SET EXERCISE
Reproduce each of the rows below verbatim, character for character.

DATA RECORDS
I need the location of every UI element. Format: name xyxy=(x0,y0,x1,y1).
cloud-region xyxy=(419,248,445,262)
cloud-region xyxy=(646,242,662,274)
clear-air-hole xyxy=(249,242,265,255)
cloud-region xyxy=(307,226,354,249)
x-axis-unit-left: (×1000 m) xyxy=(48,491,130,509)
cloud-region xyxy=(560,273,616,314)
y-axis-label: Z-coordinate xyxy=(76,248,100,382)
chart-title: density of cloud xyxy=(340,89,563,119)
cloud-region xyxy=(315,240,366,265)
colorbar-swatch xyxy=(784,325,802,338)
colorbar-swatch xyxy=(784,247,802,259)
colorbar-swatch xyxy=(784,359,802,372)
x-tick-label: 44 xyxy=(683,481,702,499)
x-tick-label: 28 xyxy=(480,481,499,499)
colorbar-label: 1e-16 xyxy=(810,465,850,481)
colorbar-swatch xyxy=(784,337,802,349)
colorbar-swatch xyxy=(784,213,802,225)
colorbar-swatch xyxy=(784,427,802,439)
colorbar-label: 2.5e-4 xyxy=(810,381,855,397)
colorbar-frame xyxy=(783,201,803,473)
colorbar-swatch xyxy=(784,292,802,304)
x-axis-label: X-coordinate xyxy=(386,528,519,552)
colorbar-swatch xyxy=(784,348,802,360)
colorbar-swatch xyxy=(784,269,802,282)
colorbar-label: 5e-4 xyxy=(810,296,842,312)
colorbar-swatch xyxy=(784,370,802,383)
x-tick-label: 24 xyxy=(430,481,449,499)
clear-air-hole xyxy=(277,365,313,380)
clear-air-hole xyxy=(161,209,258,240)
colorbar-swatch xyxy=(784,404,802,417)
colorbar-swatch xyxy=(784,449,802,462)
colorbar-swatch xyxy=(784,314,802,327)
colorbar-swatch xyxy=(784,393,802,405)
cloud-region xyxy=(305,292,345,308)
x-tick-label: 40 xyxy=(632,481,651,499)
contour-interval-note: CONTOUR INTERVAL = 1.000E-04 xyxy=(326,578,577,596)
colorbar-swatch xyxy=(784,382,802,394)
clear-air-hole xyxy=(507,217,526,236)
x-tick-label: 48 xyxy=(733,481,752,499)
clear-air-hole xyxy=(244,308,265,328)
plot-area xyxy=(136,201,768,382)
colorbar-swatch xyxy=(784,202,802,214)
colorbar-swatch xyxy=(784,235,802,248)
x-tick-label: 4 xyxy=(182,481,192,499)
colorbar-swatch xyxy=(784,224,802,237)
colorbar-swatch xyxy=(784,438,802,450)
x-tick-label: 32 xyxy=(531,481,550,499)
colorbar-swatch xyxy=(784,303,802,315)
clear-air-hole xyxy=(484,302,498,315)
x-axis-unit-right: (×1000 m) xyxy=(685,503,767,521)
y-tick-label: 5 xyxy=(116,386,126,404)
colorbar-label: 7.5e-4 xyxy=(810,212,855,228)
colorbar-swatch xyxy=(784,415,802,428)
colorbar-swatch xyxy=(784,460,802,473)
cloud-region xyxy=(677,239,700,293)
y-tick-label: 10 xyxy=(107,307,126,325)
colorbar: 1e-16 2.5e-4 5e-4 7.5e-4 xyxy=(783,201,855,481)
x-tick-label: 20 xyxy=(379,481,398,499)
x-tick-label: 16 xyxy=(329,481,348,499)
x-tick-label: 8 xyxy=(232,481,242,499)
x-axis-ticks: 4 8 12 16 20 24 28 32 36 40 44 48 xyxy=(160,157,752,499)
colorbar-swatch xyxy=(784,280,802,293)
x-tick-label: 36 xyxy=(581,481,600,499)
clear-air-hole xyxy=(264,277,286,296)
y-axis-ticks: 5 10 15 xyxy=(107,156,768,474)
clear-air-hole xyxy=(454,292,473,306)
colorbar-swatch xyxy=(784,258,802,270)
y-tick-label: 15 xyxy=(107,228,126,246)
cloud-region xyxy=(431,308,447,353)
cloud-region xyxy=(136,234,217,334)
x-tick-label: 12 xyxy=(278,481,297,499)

THE SOLUTION
I need the location of every UI element. Format: name xyxy=(x0,y0,x1,y1).
cloud-region xyxy=(419,248,445,262)
cloud-region xyxy=(646,242,662,274)
clear-air-hole xyxy=(249,242,265,255)
cloud-region xyxy=(307,226,354,249)
x-axis-unit-left: (×1000 m) xyxy=(48,491,130,509)
cloud-region xyxy=(560,273,616,314)
y-axis-label: Z-coordinate xyxy=(76,248,100,382)
chart-title: density of cloud xyxy=(340,89,563,119)
cloud-region xyxy=(315,240,366,265)
colorbar-swatch xyxy=(784,325,802,338)
colorbar-swatch xyxy=(784,247,802,259)
colorbar-swatch xyxy=(784,359,802,372)
x-tick-label: 44 xyxy=(683,481,702,499)
x-tick-label: 28 xyxy=(480,481,499,499)
colorbar-label: 1e-16 xyxy=(810,465,850,481)
colorbar-swatch xyxy=(784,337,802,349)
colorbar-swatch xyxy=(784,213,802,225)
colorbar-swatch xyxy=(784,427,802,439)
colorbar-label: 2.5e-4 xyxy=(810,381,855,397)
colorbar-frame xyxy=(783,201,803,473)
colorbar-swatch xyxy=(784,292,802,304)
x-axis-label: X-coordinate xyxy=(386,528,519,552)
colorbar-swatch xyxy=(784,348,802,360)
colorbar-swatch xyxy=(784,269,802,282)
colorbar-label: 5e-4 xyxy=(810,296,842,312)
colorbar-swatch xyxy=(784,370,802,383)
x-tick-label: 24 xyxy=(430,481,449,499)
clear-air-hole xyxy=(277,365,313,380)
clear-air-hole xyxy=(161,209,258,240)
colorbar-swatch xyxy=(784,404,802,417)
colorbar-swatch xyxy=(784,449,802,462)
colorbar-swatch xyxy=(784,314,802,327)
colorbar-swatch xyxy=(784,393,802,405)
cloud-region xyxy=(305,292,345,308)
x-tick-label: 40 xyxy=(632,481,651,499)
contour-interval-note: CONTOUR INTERVAL = 1.000E-04 xyxy=(326,578,577,596)
colorbar-swatch xyxy=(784,382,802,394)
clear-air-hole xyxy=(507,217,526,236)
x-tick-label: 48 xyxy=(733,481,752,499)
clear-air-hole xyxy=(244,308,265,328)
plot-area xyxy=(136,201,768,382)
colorbar-swatch xyxy=(784,202,802,214)
colorbar-swatch xyxy=(784,235,802,248)
x-tick-label: 4 xyxy=(182,481,192,499)
colorbar-swatch xyxy=(784,224,802,237)
colorbar-swatch xyxy=(784,438,802,450)
x-tick-label: 32 xyxy=(531,481,550,499)
colorbar-swatch xyxy=(784,303,802,315)
clear-air-hole xyxy=(484,302,498,315)
x-axis-unit-right: (×1000 m) xyxy=(685,503,767,521)
y-tick-label: 5 xyxy=(116,386,126,404)
colorbar-label: 7.5e-4 xyxy=(810,212,855,228)
colorbar-swatch xyxy=(784,415,802,428)
colorbar-swatch xyxy=(784,460,802,473)
cloud-region xyxy=(677,239,700,293)
y-tick-label: 10 xyxy=(107,307,126,325)
colorbar: 1e-16 2.5e-4 5e-4 7.5e-4 xyxy=(783,201,855,481)
x-tick-label: 20 xyxy=(379,481,398,499)
x-tick-label: 16 xyxy=(329,481,348,499)
x-tick-label: 8 xyxy=(232,481,242,499)
x-axis-ticks: 4 8 12 16 20 24 28 32 36 40 44 48 xyxy=(160,157,752,499)
colorbar-swatch xyxy=(784,280,802,293)
x-tick-label: 36 xyxy=(581,481,600,499)
clear-air-hole xyxy=(264,277,286,296)
y-axis-ticks: 5 10 15 xyxy=(107,156,768,474)
clear-air-hole xyxy=(454,292,473,306)
colorbar-swatch xyxy=(784,258,802,270)
y-tick-label: 15 xyxy=(107,228,126,246)
cloud-region xyxy=(431,308,447,353)
cloud-region xyxy=(136,234,217,334)
x-tick-label: 12 xyxy=(278,481,297,499)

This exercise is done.